::: Texte fourni
Pour compliquer le tout, il existe des sortes de méta-drivers comme
Gutenprint ou GIMP-print (peut-être certains
sont-ils obsolètes mais, justement, c'est impossible à savoir). Et il
existe un métasblurgh qui englobe tout ça à la fois et qui s'appelle
Foomatic. Si votre imprimante ne marche pas, vous n'aurez aucune
chance de savoir si la faute en est à Foomatic,
Gutenprint, GIMP-print, Ghostscript, un des drivers
de celui-ci, ou CUPS ou autre chose ; et si vous
interagissez avec des machines Windows, ajoutes Samba à l'affaire
(pour Mac OS, par contre, c'est aussi
du CUPS). Je ne reproche pas l'existence de cette
multiplicité de systèmes, je reproche que les auteurs des différentes
parties (ou personne, en fait) ne prennent pas le soin d'expliquer
comment elles se connectent aux autres. Il y a un embryon
d'explication
sur linuxprinting.org,
mais ce n'est qu'un embryon.
Évidemment, parfois les choses marchent toutes seules (et les
distributions Linux font tout pour que ce soit le cas). Parfois ça ne
marche pas. Ce n'est pas mon reproche. Mon reproche est
que quand les choses ne marchent pas, c'est quasiment
impossible de savoir à qui on a affaire.
Là je parlais avant tout des soucis liés à la multiplicité des
éléments qui font la même chose, même si dans le cas de l'impression
ça tire aussi sur le problème de la multiplicité des éléments qui
s'emboîtent de façon incompréhensible. Un problème différent mais
apparenté est celui de la multiplicité des éléments non documentés
qui parlent entre eux de façon trop automagique.
::::::
## Consignes
Renvoyez tel quel le passage du texte sur l'impression sous Linux qui va de « Là je parlais » à « façon trop automagique. », ces deux bouts compris.
::: Données fournies
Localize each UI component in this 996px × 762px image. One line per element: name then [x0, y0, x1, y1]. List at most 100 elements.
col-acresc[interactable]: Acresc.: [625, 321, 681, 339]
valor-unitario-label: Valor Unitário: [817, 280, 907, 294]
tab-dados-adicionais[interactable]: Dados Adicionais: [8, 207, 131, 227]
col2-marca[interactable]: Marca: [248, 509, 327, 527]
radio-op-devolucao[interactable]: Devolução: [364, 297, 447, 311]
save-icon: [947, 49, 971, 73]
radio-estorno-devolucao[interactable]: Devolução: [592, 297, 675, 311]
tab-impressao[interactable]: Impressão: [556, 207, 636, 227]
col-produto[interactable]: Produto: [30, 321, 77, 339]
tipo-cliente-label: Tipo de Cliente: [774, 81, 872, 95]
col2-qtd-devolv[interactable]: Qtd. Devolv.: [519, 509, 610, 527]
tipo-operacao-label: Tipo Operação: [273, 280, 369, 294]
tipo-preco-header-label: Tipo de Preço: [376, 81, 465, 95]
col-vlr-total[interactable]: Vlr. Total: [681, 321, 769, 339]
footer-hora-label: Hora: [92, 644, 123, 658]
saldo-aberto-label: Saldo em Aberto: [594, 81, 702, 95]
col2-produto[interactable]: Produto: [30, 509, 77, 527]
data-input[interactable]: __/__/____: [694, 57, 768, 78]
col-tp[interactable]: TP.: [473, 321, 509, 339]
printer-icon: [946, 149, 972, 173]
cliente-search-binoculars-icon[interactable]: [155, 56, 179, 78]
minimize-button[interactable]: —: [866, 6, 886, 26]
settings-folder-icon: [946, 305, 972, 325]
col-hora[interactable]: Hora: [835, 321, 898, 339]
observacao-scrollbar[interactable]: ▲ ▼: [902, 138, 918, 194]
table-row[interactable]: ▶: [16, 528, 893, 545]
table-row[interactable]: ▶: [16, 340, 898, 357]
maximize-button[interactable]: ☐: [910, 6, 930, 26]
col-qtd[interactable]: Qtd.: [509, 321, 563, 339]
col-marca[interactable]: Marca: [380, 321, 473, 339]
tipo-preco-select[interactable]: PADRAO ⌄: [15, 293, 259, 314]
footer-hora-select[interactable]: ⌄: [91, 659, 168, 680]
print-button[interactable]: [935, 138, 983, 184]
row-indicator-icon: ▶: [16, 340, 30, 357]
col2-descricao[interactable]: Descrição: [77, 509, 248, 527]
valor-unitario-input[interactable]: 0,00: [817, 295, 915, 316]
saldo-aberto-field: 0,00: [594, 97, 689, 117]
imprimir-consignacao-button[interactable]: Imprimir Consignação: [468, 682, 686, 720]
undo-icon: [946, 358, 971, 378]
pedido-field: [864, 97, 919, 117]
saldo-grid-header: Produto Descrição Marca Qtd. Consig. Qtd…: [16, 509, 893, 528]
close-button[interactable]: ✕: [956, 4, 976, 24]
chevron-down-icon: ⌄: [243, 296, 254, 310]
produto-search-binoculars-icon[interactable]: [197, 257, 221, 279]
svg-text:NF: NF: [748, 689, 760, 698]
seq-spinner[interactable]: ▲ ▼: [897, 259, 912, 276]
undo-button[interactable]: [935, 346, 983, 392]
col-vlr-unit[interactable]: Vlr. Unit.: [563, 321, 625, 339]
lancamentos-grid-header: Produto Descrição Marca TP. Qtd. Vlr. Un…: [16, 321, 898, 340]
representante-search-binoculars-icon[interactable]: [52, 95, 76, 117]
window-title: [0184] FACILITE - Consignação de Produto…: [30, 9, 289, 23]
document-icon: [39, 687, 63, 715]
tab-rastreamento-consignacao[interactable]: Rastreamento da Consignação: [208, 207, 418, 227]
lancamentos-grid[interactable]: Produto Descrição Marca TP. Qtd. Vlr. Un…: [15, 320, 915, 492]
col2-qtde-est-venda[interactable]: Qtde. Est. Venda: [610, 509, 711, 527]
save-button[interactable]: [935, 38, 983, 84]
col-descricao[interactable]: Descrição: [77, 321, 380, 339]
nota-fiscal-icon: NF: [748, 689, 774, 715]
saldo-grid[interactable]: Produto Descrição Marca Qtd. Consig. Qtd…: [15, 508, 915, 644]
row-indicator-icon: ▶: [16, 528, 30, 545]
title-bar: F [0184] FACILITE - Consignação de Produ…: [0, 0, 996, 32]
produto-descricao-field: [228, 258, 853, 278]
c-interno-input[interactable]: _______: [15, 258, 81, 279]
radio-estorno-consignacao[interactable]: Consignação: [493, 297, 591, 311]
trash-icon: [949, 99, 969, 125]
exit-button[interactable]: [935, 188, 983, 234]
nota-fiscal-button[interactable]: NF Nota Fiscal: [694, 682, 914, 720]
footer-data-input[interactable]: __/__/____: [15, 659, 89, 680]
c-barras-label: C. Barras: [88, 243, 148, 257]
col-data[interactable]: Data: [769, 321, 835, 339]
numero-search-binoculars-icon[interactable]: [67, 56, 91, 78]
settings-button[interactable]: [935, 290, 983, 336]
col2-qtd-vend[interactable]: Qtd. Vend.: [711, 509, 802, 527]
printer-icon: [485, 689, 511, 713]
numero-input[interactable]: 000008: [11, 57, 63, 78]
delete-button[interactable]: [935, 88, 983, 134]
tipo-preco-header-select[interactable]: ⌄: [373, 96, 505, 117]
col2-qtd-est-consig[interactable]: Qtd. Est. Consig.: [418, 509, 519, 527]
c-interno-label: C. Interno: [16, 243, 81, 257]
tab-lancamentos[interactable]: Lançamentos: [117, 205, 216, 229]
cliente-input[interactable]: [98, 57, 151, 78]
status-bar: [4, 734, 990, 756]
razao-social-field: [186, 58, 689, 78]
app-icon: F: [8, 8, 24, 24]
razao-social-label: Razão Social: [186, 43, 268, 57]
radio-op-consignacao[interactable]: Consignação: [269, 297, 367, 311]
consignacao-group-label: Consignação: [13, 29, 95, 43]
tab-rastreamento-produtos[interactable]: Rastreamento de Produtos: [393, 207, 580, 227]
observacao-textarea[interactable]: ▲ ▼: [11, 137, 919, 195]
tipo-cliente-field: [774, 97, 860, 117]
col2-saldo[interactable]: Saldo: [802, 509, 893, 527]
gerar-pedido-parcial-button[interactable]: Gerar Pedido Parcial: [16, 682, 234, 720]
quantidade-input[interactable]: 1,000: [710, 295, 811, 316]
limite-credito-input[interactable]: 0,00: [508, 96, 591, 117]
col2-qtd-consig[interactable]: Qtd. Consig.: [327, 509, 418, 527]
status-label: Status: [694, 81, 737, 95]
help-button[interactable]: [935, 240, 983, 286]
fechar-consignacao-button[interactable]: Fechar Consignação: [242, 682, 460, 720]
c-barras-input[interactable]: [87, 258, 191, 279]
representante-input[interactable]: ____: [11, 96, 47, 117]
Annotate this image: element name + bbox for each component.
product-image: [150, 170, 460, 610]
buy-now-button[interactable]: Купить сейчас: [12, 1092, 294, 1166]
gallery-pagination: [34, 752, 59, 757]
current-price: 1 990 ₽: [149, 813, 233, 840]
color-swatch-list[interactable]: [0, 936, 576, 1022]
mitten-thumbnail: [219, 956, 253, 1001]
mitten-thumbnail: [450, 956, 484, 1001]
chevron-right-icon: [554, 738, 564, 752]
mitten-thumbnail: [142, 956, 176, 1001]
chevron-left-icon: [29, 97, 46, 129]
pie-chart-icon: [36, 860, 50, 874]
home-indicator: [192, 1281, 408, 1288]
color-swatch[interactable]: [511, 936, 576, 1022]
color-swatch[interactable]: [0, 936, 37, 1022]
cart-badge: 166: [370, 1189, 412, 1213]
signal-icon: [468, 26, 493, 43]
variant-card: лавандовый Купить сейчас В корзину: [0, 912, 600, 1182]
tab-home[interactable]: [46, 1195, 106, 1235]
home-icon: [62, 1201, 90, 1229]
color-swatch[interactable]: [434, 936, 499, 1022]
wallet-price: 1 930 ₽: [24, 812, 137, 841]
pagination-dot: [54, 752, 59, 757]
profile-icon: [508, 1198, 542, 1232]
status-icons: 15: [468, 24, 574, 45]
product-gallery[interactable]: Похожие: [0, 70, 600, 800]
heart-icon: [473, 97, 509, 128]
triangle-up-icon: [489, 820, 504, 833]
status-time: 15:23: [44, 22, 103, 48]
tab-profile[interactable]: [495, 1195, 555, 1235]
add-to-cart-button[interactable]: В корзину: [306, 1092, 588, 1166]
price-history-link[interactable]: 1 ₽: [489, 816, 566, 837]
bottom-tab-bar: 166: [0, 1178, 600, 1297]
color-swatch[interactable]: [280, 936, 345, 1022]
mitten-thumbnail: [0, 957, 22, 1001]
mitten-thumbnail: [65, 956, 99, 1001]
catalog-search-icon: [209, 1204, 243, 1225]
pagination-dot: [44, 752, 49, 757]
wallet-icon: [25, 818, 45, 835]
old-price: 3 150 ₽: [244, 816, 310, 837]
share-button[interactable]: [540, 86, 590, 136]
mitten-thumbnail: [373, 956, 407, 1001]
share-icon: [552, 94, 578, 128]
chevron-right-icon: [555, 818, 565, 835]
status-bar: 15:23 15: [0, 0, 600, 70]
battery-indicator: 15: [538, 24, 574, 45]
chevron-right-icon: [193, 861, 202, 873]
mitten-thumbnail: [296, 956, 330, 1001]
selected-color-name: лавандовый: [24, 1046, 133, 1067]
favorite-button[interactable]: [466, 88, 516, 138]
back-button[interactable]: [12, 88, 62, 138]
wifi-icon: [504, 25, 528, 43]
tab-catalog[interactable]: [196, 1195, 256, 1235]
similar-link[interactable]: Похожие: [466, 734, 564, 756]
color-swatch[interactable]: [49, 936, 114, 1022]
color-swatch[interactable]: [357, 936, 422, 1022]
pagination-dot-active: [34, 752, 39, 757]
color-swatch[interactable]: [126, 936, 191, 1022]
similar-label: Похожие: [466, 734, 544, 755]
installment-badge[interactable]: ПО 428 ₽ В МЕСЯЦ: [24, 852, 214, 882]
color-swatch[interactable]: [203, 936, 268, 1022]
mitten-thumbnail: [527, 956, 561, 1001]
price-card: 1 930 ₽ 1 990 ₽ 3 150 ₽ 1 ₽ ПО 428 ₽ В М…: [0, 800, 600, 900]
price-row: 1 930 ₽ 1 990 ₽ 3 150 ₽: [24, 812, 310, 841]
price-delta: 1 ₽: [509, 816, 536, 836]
::::::
## Réponse
Là je parlais avant tout des soucis liés à la multiplicité des
éléments qui font la même chose, même si dans le cas de l'impression
ça tire aussi sur le problème de la multiplicité des éléments qui
s'emboîtent de façon incompréhensible. Un problème différent mais
apparenté est celui de la multiplicité des éléments non documentés
qui parlent entre eux de façon trop automagique.